■ Exercise objective: Where a line of the material contains the string "Mass", copy that line.

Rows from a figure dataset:
----------------------------------------

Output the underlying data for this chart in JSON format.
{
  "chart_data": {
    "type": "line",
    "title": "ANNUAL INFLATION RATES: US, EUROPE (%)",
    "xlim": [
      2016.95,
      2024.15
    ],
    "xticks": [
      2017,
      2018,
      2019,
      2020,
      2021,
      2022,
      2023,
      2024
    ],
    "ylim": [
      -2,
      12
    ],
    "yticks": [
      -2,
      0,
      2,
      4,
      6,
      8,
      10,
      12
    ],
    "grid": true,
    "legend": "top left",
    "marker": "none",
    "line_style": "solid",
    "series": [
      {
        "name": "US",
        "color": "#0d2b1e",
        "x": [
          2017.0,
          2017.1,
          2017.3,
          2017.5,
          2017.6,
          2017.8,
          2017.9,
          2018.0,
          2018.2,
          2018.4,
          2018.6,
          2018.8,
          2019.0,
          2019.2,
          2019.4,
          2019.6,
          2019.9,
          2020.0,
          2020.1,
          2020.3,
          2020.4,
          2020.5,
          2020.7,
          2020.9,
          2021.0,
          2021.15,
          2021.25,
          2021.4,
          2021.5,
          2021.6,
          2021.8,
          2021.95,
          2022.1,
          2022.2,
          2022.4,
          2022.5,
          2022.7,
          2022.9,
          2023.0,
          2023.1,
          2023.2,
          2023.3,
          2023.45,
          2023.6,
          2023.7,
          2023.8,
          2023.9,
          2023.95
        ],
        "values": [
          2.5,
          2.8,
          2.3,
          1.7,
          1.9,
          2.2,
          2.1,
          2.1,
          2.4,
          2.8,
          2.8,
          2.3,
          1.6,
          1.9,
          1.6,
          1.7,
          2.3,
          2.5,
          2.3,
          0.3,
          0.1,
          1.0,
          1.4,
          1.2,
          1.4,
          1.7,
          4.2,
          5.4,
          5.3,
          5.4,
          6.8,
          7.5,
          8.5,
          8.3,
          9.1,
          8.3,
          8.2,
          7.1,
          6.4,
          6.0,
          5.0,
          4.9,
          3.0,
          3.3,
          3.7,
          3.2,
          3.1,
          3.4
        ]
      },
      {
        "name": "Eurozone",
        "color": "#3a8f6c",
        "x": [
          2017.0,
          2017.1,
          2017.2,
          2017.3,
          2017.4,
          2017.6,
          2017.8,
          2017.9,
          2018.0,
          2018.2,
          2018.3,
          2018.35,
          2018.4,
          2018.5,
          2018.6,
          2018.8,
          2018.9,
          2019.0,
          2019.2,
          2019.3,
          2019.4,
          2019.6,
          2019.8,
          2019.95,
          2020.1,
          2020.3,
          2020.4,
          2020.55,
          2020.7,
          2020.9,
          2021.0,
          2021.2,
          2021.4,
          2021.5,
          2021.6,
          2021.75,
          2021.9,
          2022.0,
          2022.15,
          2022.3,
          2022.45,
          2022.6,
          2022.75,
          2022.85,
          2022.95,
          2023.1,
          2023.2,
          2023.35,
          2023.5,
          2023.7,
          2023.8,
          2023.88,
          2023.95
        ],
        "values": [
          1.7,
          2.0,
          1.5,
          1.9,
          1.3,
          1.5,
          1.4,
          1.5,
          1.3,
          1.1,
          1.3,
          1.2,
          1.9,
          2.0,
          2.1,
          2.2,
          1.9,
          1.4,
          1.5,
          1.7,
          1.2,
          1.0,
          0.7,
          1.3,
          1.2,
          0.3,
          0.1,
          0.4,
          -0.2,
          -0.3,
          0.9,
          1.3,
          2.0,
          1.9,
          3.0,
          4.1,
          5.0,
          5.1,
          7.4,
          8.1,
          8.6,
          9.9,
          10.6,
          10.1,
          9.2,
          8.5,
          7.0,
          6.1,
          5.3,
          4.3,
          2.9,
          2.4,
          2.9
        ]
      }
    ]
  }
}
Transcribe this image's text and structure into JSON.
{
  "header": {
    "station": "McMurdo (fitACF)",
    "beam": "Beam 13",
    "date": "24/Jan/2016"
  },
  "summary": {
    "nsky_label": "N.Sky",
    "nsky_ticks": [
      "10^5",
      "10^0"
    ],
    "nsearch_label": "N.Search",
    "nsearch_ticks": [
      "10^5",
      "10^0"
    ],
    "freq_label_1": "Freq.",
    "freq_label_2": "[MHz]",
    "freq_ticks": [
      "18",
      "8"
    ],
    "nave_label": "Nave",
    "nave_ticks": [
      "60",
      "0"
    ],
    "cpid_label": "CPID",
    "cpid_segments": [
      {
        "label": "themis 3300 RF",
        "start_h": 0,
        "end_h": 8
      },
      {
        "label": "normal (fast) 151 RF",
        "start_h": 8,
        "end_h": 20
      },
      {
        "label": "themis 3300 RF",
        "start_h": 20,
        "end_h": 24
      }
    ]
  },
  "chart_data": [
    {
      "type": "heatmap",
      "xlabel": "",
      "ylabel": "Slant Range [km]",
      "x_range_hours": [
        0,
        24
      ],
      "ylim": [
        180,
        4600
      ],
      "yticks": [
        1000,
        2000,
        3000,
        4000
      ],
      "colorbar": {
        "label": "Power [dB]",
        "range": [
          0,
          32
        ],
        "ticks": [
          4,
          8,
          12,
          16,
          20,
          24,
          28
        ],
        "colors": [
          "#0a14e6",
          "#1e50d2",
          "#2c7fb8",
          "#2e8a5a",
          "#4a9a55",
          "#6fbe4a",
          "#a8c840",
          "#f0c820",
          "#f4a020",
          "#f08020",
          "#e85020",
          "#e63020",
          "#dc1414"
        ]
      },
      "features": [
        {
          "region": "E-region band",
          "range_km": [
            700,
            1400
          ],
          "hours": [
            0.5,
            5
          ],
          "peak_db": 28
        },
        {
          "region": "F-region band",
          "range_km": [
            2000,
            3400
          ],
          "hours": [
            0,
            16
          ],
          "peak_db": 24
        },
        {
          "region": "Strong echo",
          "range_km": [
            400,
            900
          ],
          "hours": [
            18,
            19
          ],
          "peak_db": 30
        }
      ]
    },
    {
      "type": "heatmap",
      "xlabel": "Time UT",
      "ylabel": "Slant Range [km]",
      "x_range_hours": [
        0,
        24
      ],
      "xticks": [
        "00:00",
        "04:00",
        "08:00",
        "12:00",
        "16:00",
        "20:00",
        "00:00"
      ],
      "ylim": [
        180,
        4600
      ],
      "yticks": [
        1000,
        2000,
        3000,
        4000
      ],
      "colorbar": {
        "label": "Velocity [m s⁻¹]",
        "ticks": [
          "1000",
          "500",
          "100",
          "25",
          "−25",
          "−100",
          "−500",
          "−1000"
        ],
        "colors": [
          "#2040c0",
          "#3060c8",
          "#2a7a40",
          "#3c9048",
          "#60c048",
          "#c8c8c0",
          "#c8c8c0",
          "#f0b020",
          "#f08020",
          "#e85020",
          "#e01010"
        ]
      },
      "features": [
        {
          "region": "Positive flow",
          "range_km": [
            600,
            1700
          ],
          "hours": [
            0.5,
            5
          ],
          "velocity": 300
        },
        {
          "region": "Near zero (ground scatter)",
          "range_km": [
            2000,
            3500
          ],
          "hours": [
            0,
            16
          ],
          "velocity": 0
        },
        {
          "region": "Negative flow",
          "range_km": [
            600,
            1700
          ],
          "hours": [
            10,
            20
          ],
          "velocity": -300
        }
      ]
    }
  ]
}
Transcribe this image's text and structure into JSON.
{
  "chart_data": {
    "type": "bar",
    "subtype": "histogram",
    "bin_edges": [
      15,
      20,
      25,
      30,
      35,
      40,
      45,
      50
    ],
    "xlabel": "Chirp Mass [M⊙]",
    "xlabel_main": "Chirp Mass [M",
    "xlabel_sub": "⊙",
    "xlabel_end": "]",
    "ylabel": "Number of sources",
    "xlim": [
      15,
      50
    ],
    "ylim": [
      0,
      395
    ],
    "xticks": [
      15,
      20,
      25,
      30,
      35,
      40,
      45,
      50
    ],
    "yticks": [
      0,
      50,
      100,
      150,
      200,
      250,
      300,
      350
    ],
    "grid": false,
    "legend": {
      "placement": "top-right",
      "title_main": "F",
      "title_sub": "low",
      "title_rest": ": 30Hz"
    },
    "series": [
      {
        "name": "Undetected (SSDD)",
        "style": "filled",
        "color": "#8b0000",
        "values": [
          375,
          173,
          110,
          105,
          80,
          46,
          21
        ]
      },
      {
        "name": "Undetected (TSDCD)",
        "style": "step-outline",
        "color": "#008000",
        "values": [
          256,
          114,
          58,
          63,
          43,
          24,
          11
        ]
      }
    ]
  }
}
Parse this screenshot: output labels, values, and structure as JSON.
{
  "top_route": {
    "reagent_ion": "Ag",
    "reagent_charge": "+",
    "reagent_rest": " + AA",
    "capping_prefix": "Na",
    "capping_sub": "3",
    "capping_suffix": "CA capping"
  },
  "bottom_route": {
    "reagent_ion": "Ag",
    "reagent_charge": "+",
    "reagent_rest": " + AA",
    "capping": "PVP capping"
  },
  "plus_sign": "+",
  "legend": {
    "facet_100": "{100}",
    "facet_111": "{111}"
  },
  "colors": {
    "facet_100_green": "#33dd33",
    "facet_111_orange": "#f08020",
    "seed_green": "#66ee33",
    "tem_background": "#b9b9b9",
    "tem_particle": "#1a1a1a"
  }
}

----------------------------------------

■ Task answer:
    "xlabel": "Chirp Mass [M⊙]",
    "xlabel_main": "Chirp Mass [M",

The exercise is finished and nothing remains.